**Written exercise**
Identify all lines in the data containing the string "JSON". Copy them out.

******************************

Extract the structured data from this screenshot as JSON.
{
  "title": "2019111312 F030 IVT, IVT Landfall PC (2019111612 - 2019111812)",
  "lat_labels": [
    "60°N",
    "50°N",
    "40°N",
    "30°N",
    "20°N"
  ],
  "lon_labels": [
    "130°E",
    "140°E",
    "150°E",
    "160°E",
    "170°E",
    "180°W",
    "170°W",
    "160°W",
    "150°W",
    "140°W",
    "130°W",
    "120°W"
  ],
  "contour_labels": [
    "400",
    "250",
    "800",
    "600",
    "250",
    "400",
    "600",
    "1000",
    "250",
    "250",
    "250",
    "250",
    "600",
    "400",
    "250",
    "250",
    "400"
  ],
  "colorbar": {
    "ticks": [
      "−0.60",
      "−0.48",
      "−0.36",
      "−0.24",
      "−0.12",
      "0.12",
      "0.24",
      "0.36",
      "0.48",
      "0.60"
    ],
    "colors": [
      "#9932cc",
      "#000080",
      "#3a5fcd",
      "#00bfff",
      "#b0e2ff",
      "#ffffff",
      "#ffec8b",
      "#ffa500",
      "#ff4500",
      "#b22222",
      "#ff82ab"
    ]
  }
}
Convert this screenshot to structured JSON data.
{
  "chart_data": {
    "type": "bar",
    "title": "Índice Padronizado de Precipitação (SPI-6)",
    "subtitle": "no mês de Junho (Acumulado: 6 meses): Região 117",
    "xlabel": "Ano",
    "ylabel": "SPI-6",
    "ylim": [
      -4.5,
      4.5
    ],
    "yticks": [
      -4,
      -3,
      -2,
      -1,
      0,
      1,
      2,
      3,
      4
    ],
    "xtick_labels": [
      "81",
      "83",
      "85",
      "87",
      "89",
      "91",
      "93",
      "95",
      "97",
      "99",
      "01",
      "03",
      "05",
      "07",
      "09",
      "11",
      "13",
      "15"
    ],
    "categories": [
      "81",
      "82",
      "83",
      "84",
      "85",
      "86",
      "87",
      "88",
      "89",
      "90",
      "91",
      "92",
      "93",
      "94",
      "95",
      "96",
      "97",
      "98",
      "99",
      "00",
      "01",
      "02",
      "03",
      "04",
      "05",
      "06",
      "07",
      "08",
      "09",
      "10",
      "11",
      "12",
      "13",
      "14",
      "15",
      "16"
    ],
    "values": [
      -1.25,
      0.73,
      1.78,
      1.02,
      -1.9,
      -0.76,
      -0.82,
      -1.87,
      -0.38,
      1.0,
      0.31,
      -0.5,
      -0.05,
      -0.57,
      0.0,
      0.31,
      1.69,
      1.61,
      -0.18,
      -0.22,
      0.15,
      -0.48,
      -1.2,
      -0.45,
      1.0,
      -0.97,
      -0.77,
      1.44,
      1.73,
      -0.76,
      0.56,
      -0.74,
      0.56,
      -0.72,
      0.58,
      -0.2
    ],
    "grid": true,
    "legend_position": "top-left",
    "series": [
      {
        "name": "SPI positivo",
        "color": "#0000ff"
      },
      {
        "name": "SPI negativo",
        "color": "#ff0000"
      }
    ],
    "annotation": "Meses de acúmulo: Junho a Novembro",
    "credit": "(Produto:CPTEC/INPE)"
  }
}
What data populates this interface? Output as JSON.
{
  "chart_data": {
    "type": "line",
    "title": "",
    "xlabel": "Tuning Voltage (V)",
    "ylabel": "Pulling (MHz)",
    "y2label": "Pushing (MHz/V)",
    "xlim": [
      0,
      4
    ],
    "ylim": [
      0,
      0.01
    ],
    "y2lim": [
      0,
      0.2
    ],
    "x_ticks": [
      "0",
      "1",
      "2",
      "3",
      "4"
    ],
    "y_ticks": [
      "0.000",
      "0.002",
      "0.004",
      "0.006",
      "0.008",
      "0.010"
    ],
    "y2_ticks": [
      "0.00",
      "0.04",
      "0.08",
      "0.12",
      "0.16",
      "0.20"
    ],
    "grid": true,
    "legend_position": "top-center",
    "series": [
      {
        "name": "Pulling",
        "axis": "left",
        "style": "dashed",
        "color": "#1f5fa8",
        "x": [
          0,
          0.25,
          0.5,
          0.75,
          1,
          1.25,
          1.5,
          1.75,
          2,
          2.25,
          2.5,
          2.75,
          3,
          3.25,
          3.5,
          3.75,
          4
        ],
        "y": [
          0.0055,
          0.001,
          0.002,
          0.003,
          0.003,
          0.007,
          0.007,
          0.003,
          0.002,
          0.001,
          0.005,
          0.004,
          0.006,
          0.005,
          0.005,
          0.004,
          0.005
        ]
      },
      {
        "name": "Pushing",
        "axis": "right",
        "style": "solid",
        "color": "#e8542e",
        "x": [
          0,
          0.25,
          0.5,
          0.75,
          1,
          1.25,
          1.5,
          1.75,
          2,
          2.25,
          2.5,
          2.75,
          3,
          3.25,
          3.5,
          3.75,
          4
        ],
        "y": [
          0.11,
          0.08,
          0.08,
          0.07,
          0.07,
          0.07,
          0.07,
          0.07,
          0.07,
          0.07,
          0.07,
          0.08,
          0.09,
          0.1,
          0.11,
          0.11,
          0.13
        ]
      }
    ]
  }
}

******************************

**Final result**
Extract the structured data from this screenshot as JSON.
Convert this screenshot to structured JSON data.
What data populates this interface? Output as JSON.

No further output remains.